■ **GIVEN EXERCISE**:
Count how many lines below include the string "Index", and give that number without anything else.
-------- PROVIDED RECORDS --------
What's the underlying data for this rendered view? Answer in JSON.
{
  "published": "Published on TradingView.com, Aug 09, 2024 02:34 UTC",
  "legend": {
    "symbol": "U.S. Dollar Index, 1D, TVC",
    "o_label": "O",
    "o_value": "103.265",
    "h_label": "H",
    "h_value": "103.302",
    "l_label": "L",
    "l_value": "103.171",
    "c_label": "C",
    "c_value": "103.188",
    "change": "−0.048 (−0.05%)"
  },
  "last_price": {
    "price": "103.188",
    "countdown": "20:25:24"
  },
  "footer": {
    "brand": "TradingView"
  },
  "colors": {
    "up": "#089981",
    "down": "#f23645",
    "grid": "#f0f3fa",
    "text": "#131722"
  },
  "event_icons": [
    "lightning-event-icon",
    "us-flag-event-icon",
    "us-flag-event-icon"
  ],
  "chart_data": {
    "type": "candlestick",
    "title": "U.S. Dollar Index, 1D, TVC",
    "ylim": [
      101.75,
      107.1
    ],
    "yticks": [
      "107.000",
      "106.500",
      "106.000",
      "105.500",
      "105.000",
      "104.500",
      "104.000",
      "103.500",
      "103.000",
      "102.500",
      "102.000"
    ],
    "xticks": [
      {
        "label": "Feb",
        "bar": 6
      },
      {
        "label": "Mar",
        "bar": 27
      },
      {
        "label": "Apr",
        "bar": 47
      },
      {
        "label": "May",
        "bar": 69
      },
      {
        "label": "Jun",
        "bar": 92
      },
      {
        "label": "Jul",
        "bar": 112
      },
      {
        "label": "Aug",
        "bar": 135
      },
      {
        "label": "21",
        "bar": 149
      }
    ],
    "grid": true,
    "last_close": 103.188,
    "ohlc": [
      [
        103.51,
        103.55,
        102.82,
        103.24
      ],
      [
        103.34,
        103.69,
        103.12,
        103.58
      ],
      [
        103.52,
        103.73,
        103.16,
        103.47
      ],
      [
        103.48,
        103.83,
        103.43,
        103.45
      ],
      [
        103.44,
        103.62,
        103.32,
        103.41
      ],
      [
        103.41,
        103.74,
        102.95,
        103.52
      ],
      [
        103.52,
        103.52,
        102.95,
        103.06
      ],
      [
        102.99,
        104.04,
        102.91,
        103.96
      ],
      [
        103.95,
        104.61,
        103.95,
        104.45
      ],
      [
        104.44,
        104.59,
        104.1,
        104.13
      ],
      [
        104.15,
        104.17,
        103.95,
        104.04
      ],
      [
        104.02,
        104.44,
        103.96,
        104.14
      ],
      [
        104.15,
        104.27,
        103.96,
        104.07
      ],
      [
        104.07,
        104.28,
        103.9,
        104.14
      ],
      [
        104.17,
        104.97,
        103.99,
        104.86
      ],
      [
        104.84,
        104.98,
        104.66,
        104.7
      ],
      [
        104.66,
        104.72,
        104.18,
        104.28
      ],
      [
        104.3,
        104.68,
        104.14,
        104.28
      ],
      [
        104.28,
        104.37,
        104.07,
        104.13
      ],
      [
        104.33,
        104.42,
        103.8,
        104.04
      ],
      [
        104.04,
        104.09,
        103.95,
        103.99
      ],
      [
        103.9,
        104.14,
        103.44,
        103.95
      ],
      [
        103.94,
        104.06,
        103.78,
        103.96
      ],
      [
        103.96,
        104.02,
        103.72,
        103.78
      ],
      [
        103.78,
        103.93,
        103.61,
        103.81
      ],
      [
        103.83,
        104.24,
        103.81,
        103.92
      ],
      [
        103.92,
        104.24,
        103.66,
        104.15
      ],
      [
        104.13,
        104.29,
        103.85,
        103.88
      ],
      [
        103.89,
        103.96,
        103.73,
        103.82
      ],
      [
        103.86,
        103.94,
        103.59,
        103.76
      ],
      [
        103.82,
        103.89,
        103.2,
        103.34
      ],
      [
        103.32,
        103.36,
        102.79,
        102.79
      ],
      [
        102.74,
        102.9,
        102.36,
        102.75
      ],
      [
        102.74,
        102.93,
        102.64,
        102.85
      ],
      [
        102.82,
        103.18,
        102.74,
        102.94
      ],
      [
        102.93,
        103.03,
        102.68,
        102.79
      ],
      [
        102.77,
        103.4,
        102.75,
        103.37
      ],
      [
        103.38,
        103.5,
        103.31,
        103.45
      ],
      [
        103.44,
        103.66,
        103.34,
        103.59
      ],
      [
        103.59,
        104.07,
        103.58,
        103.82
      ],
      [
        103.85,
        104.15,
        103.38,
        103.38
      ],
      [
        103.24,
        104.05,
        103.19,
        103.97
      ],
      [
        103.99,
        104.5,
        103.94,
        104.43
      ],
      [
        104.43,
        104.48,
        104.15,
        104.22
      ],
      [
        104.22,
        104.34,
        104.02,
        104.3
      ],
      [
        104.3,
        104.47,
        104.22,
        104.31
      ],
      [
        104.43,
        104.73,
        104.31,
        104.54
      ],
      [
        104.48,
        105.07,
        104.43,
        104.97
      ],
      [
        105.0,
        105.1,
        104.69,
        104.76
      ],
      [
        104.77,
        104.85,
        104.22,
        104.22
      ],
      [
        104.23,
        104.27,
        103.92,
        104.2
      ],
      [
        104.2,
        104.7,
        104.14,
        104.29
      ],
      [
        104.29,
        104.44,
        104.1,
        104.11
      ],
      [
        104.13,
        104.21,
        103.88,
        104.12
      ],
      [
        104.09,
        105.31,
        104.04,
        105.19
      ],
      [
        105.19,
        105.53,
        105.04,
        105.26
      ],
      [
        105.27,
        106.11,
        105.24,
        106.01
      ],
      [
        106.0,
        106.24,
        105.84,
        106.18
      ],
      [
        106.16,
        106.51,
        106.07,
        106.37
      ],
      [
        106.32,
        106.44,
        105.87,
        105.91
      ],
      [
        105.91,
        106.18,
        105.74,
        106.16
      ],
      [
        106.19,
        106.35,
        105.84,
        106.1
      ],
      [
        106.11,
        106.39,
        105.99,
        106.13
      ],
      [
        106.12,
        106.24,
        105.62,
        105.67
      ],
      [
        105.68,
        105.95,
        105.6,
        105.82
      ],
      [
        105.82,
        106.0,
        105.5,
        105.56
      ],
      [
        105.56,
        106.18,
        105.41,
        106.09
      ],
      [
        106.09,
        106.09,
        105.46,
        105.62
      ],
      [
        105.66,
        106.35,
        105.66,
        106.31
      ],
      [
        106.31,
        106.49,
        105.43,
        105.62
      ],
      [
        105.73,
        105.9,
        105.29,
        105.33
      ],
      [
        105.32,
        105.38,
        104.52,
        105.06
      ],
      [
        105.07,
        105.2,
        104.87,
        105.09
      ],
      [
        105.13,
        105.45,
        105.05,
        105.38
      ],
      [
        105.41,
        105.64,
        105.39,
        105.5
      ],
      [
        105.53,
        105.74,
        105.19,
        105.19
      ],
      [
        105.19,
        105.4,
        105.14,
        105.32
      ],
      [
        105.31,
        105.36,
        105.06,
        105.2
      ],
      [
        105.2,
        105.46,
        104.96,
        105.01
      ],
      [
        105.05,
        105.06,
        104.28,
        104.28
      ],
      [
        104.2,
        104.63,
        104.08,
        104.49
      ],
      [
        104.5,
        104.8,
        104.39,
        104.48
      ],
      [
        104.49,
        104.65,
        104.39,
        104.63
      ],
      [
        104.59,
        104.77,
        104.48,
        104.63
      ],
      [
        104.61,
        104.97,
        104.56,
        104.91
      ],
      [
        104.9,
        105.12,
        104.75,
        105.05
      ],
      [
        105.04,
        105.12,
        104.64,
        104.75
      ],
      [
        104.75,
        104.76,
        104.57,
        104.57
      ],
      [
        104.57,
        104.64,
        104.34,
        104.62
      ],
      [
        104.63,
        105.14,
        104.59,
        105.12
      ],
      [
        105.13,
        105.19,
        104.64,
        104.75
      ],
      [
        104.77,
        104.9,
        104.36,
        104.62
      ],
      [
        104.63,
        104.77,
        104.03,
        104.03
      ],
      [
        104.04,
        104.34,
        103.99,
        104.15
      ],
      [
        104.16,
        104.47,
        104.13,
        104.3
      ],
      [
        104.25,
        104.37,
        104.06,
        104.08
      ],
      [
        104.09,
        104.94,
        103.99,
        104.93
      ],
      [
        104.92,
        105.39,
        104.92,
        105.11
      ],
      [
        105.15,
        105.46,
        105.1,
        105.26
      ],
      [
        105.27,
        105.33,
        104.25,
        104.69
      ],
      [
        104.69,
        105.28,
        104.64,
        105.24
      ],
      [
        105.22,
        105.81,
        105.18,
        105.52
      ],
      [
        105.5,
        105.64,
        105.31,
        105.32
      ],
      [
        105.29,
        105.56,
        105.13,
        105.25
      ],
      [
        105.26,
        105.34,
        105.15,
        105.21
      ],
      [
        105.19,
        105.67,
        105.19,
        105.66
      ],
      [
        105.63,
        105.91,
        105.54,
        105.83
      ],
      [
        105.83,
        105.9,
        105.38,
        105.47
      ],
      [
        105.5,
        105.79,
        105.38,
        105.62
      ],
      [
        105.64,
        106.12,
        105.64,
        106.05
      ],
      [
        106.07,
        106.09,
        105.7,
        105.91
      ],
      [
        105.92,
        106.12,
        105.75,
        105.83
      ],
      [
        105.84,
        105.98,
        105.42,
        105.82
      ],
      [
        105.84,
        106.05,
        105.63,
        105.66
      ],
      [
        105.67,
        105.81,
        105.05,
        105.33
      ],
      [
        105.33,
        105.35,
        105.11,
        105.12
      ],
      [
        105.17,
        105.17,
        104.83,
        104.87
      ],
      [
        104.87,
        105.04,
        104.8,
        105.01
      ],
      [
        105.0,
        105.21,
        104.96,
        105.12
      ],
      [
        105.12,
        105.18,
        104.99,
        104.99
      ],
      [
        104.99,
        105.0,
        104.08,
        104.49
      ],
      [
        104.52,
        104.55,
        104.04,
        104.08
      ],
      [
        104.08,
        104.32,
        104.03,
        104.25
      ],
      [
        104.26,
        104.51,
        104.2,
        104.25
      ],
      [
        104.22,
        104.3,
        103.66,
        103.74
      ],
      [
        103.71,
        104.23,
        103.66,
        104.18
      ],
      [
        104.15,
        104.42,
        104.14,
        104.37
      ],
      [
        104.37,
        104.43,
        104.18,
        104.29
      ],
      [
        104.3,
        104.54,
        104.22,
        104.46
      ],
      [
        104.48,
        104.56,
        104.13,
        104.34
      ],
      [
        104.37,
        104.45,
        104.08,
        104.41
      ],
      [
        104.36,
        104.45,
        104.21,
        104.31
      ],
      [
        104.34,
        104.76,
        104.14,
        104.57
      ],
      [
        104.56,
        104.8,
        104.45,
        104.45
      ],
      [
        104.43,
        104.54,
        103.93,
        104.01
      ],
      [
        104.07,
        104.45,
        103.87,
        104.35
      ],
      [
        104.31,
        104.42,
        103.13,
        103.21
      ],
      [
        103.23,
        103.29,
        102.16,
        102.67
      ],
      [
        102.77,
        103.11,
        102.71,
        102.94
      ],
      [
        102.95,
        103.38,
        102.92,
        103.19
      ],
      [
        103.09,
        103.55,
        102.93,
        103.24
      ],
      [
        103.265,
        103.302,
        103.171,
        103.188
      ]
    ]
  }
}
--------
■ **COMPLETE OUTPUT**:
2